## begin

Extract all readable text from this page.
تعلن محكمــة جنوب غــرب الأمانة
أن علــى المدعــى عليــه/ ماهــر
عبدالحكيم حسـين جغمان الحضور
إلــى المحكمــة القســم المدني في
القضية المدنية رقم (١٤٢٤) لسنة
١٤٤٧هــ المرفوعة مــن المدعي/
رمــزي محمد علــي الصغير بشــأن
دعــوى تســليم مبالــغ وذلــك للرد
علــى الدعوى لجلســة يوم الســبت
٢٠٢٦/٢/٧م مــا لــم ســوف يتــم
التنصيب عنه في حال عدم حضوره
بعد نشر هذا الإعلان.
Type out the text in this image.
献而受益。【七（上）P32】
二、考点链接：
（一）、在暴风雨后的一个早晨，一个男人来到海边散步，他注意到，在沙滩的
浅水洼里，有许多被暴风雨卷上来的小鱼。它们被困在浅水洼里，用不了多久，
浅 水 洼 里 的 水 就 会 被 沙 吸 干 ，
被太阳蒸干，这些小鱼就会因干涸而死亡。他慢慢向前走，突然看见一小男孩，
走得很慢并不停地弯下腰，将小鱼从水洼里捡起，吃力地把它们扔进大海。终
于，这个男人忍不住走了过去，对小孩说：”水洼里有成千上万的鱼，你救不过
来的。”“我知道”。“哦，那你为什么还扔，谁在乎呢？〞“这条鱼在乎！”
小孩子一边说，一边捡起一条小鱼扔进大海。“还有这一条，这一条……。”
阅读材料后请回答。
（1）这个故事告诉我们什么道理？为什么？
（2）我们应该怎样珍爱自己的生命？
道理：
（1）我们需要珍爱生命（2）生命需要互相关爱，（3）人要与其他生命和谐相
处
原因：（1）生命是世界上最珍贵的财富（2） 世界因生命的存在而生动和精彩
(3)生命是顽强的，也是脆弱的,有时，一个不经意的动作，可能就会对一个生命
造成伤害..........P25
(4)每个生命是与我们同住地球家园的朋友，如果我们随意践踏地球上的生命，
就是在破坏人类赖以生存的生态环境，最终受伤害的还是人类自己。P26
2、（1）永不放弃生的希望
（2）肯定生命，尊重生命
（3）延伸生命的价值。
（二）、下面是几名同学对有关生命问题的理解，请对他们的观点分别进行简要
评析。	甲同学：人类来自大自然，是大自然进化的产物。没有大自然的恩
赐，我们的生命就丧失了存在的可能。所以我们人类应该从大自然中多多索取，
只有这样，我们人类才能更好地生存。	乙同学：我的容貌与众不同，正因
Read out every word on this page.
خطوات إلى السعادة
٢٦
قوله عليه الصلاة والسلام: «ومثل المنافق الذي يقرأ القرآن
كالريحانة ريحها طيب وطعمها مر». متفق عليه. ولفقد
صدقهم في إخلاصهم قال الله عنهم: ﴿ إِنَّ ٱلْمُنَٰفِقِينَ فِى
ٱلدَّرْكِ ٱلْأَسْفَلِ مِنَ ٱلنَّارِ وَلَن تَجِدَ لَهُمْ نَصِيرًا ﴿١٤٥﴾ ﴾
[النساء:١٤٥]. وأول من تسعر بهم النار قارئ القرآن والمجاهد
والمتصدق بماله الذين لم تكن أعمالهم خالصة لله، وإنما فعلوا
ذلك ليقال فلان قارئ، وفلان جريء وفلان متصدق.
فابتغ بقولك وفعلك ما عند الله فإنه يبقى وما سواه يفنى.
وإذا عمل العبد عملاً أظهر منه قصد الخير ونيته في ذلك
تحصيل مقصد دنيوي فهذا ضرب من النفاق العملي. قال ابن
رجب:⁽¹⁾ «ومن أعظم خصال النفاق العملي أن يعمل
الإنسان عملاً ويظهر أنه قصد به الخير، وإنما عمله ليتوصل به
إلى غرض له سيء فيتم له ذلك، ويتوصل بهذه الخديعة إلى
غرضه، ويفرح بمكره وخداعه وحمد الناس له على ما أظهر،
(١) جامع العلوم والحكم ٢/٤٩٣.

## end

• **EXERCISE DIRECTIONS**: Please reproduce all of the entries exactly as they stand.

• **COMPLETED TASK**:
Extract all readable text from this page.
تعلن محكمــة جنوب غــرب الأمانة
أن علــى المدعــى عليــه/ ماهــر
عبدالحكيم حسـين جغمان الحضور
إلــى المحكمــة القســم المدني في
القضية المدنية رقم (١٤٢٤) لسنة
١٤٤٧هــ المرفوعة مــن المدعي/
رمــزي محمد علــي الصغير بشــأن
دعــوى تســليم مبالــغ وذلــك للرد
علــى الدعوى لجلســة يوم الســبت
٢٠٢٦/٢/٧م مــا لــم ســوف يتــم
التنصيب عنه في حال عدم حضوره
بعد نشر هذا الإعلان.
Type out the text in this image.
献而受益。【七（上）P32】
二、考点链接：
（一）、在暴风雨后的一个早晨，一个男人来到海边散步，他注意到，在沙滩的
浅水洼里，有许多被暴风雨卷上来的小鱼。它们被困在浅水洼里，用不了多久，
浅 水 洼 里 的 水 就 会 被 沙 吸 干 ，
被太阳蒸干，这些小鱼就会因干涸而死亡。他慢慢向前走，突然看见一小男孩，
走得很慢并不停地弯下腰，将小鱼从水洼里捡起，吃力地把它们扔进大海。终
于，这个男人忍不住走了过去，对小孩说：”水洼里有成千上万的鱼，你救不过
来的。”“我知道”。“哦，那你为什么还扔，谁在乎呢？〞“这条鱼在乎！”
小孩子一边说，一边捡起一条小鱼扔进大海。“还有这一条，这一条……。”
阅读材料后请回答。
（1）这个故事告诉我们什么道理？为什么？
（2）我们应该怎样珍爱自己的生命？
道理：
（1）我们需要珍爱生命（2）生命需要互相关爱，（3）人要与其他生命和谐相
处
原因：（1）生命是世界上最珍贵的财富（2） 世界因生命的存在而生动和精彩
(3)生命是顽强的，也是脆弱的,有时，一个不经意的动作，可能就会对一个生命
造成伤害..........P25
(4)每个生命是与我们同住地球家园的朋友，如果我们随意践踏地球上的生命，
就是在破坏人类赖以生存的生态环境，最终受伤害的还是人类自己。P26
2、（1）永不放弃生的希望
（2）肯定生命，尊重生命
（3）延伸生命的价值。
（二）、下面是几名同学对有关生命问题的理解，请对他们的观点分别进行简要
评析。	甲同学：人类来自大自然，是大自然进化的产物。没有大自然的恩
赐，我们的生命就丧失了存在的可能。所以我们人类应该从大自然中多多索取，
只有这样，我们人类才能更好地生存。	乙同学：我的容貌与众不同，正因
Read out every word on this page.
خطوات إلى السعادة
٢٦
قوله عليه الصلاة والسلام: «ومثل المنافق الذي يقرأ القرآن
كالريحانة ريحها طيب وطعمها مر». متفق عليه. ولفقد
صدقهم في إخلاصهم قال الله عنهم: ﴿ إِنَّ ٱلْمُنَٰفِقِينَ فِى
ٱلدَّرْكِ ٱلْأَسْفَلِ مِنَ ٱلنَّارِ وَلَن تَجِدَ لَهُمْ نَصِيرًا ﴿١٤٥﴾ ﴾
[النساء:١٤٥]. وأول من تسعر بهم النار قارئ القرآن والمجاهد
والمتصدق بماله الذين لم تكن أعمالهم خالصة لله، وإنما فعلوا
ذلك ليقال فلان قارئ، وفلان جريء وفلان متصدق.
فابتغ بقولك وفعلك ما عند الله فإنه يبقى وما سواه يفنى.
وإذا عمل العبد عملاً أظهر منه قصد الخير ونيته في ذلك
تحصيل مقصد دنيوي فهذا ضرب من النفاق العملي. قال ابن
رجب:⁽¹⁾ «ومن أعظم خصال النفاق العملي أن يعمل
الإنسان عملاً ويظهر أنه قصد به الخير، وإنما عمله ليتوصل به
إلى غرض له سيء فيتم له ذلك، ويتوصل بهذه الخديعة إلى
غرضه، ويفرح بمكره وخداعه وحمد الناس له على ما أظهر،
(١) جامع العلوم والحكم ٢/٤٩٣.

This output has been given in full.